THE REQUEST: Every line below that mentions the word "mora" should be copied out.

MATERIAL FOR THE TASK:
▼
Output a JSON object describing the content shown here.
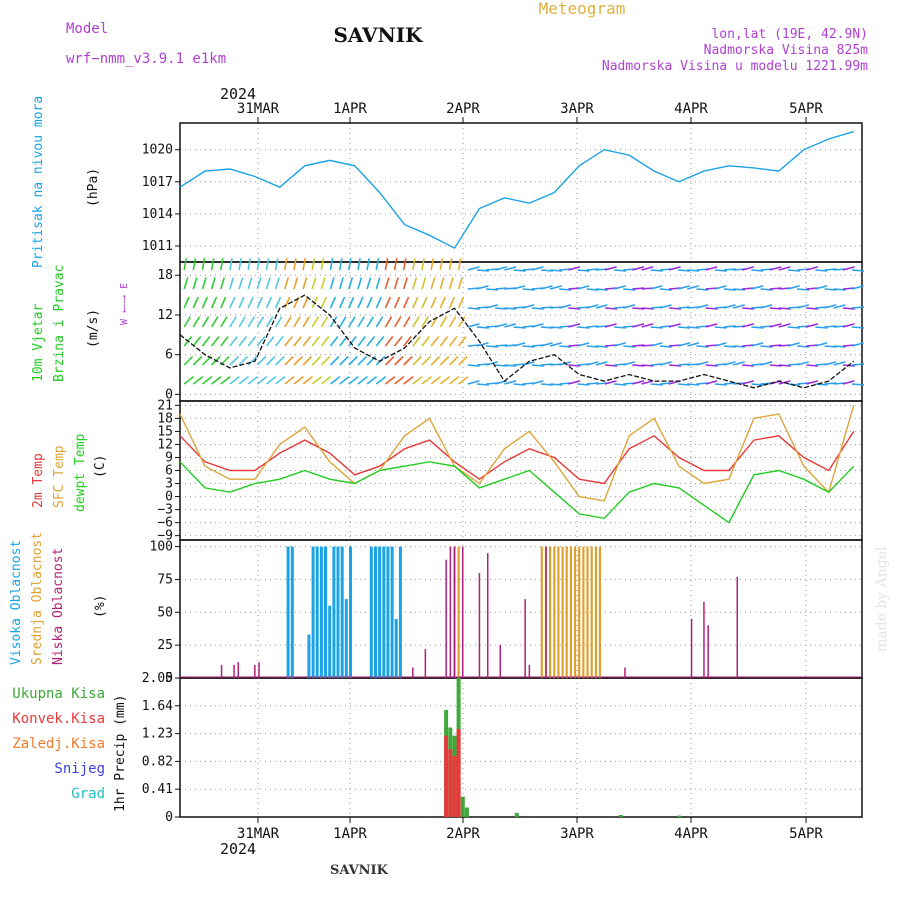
{
  "header": {
    "model_label": "Model",
    "model_name": "wrf−nmm_v3.9.1  e1km",
    "station": "SAVNIK",
    "product": "Meteogram",
    "lonlat": "lon,lat (19E, 42.9N)",
    "elevation": "Nadmorska Visina 825m",
    "model_elevation": "Nadmorska Visina u modelu 1221.99m",
    "footer_station": "SAVNIK",
    "credit": "made by Angel"
  },
  "colors": {
    "pressure": "#1aa3e6",
    "temp": "#e83a3a",
    "sfc_temp": "#dda53a",
    "dewpt": "#22cc22",
    "high_cloud": "#1aa3e6",
    "mid_cloud": "#e0a030",
    "low_cloud": "#b0207a",
    "total_precip": "#3fa83a",
    "conv_precip": "#e83a3a",
    "frozen": "#f07a2a",
    "snow": "#4040e0",
    "graupel": "#20c0c0",
    "header_purple": "#b040d0",
    "header_gold": "#e0b040"
  },
  "time_axis": {
    "top_year": "2024",
    "bottom_year": "2024",
    "day_labels": [
      "31MAR",
      "1APR",
      "2APR",
      "3APR",
      "4APR",
      "5APR"
    ]
  },
  "panels": {
    "pressure": {
      "label_1": "Pritisak na nivou mora",
      "unit": "(hPa)",
      "ticks": [
        "1020",
        "1017",
        "1014",
        "1011"
      ]
    },
    "wind": {
      "label_1": "10m Vjetar",
      "label_2": "Brzina i Pravac",
      "unit": "(m/s)",
      "ticks": [
        "18",
        "12",
        "6",
        "0"
      ],
      "compass": "W ←—→ E"
    },
    "temperature": {
      "label_1": "2m Temp",
      "label_2": "SFC Temp",
      "label_3": "dewpt Temp",
      "unit": "(C)",
      "ticks": [
        "21",
        "18",
        "15",
        "12",
        "9",
        "6",
        "3",
        "0",
        "−3",
        "−6",
        "−9"
      ]
    },
    "cloud": {
      "label_1": "Visoka Oblacnost",
      "label_2": "Srednja Oblacnost",
      "label_3": "Niska Oblacnost",
      "unit": "(%)",
      "ticks": [
        "100",
        "75",
        "50",
        "25",
        "0"
      ]
    },
    "precip": {
      "labels": [
        "Ukupna Kisa",
        "Konvek.Kisa",
        "Zaledj.Kisa",
        "Snijeg",
        "Grad"
      ],
      "unit": "1hr Precip (mm)",
      "ticks": [
        "2.05",
        "1.64",
        "1.23",
        "0.82",
        "0.41",
        "0"
      ]
    }
  },
  "chart_data": [
    {
      "type": "line",
      "title": "Pritisak na nivou mora",
      "ylabel": "(hPa)",
      "x_hours": [
        0,
        6,
        12,
        18,
        24,
        30,
        36,
        42,
        48,
        54,
        60,
        66,
        72,
        78,
        84,
        90,
        96,
        102,
        108,
        114,
        120,
        126,
        132,
        138,
        144,
        150,
        156,
        162
      ],
      "series": [
        {
          "name": "Pritisak na nivou mora",
          "values": [
            1016.5,
            1018.0,
            1018.2,
            1017.5,
            1016.5,
            1018.5,
            1019.0,
            1018.5,
            1016.0,
            1013.0,
            1012.0,
            1010.8,
            1014.5,
            1015.5,
            1015.0,
            1016.0,
            1018.5,
            1020.0,
            1019.5,
            1018.0,
            1017.0,
            1018.0,
            1018.5,
            1018.3,
            1018.0,
            1020.0,
            1021.0,
            1021.7
          ]
        }
      ],
      "ylim": [
        1009.5,
        1022.5
      ]
    },
    {
      "type": "line",
      "title": "10m Vjetar Brzina i Pravac",
      "ylabel": "(m/s)",
      "x_hours": [
        0,
        6,
        12,
        18,
        24,
        30,
        36,
        42,
        48,
        54,
        60,
        66,
        72,
        78,
        84,
        90,
        96,
        102,
        108,
        114,
        120,
        126,
        132,
        138,
        144,
        150,
        156,
        162
      ],
      "series": [
        {
          "name": "10m Vjetar",
          "values": [
            9,
            6,
            4,
            5,
            13,
            15,
            12,
            7,
            5,
            7,
            11,
            13,
            8,
            2,
            5,
            6,
            3,
            2,
            3,
            2,
            2,
            3,
            2,
            1,
            2,
            1,
            2,
            5
          ]
        }
      ],
      "ylim": [
        -1,
        20
      ]
    },
    {
      "type": "line",
      "title": "2m Temp / SFC Temp / dewpt Temp",
      "ylabel": "(C)",
      "x_hours": [
        0,
        6,
        12,
        18,
        24,
        30,
        36,
        42,
        48,
        54,
        60,
        66,
        72,
        78,
        84,
        90,
        96,
        102,
        108,
        114,
        120,
        126,
        132,
        138,
        144,
        150,
        156,
        162
      ],
      "series": [
        {
          "name": "2m Temp",
          "values": [
            14,
            8,
            6,
            6,
            10,
            13,
            10,
            5,
            7,
            11,
            13,
            8,
            4,
            8,
            11,
            9,
            4,
            3,
            11,
            14,
            9,
            6,
            6,
            13,
            14,
            9,
            6,
            15
          ]
        },
        {
          "name": "SFC Temp",
          "values": [
            19,
            7,
            4,
            4,
            12,
            16,
            8,
            3,
            6,
            14,
            18,
            7,
            3,
            11,
            15,
            8,
            0,
            -1,
            14,
            18,
            7,
            3,
            4,
            18,
            19,
            7,
            1,
            21
          ]
        },
        {
          "name": "dewpt Temp",
          "values": [
            8,
            2,
            1,
            3,
            4,
            6,
            4,
            3,
            6,
            7,
            8,
            7,
            2,
            4,
            6,
            1,
            -4,
            -5,
            1,
            3,
            2,
            -2,
            -6,
            5,
            6,
            4,
            1,
            7
          ]
        }
      ],
      "ylim": [
        -9,
        21
      ]
    },
    {
      "type": "bar",
      "title": "Oblacnost",
      "ylabel": "(%)",
      "series": [
        {
          "name": "Visoka Oblacnost",
          "x_hours": [
            26,
            27,
            31,
            32,
            33,
            34,
            35,
            36,
            37,
            38,
            39,
            40,
            41,
            46,
            47,
            48,
            49,
            50,
            51,
            52,
            53
          ],
          "values": [
            100,
            100,
            33,
            100,
            100,
            100,
            100,
            55,
            100,
            100,
            100,
            60,
            100,
            100,
            100,
            100,
            100,
            100,
            100,
            45,
            100
          ]
        },
        {
          "name": "Srednja Oblacnost",
          "x_hours": [
            66,
            67,
            87,
            88,
            89,
            90,
            91,
            92,
            93,
            94,
            95,
            96,
            97,
            98,
            99,
            100,
            101
          ],
          "values": [
            100,
            100,
            100,
            100,
            100,
            100,
            100,
            100,
            100,
            100,
            100,
            100,
            100,
            100,
            100,
            100,
            100
          ]
        },
        {
          "name": "Niska Oblacnost",
          "x_hours": [
            10,
            13,
            14,
            18,
            19,
            56,
            59,
            64,
            65,
            66,
            68,
            72,
            74,
            77,
            83,
            84,
            88,
            107,
            123,
            126,
            127,
            134
          ],
          "values": [
            10,
            10,
            12,
            10,
            12,
            8,
            22,
            90,
            100,
            100,
            100,
            80,
            95,
            25,
            60,
            10,
            100,
            8,
            45,
            58,
            40,
            77
          ]
        }
      ],
      "ylim": [
        0,
        100
      ]
    },
    {
      "type": "bar",
      "title": "1hr Precip",
      "ylabel": "1hr Precip (mm)",
      "series": [
        {
          "name": "Ukupna Kisa",
          "x_hours": [
            64,
            65,
            66,
            67,
            68,
            69,
            81,
            106,
            120
          ],
          "values": [
            1.58,
            1.32,
            1.2,
            2.05,
            0.3,
            0.14,
            0.06,
            0.03,
            0.02
          ]
        },
        {
          "name": "Konvek.Kisa",
          "x_hours": [
            64,
            65,
            66,
            67
          ],
          "values": [
            1.2,
            1.0,
            0.9,
            1.3
          ]
        }
      ],
      "ylim": [
        0,
        2.05
      ]
    }
  ]
}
▲
FULL SOLUTION:
      "label_1": "Pritisak na nivou mora",
      "title": "Pritisak na nivou mora",
          "name": "Pritisak na nivou mora",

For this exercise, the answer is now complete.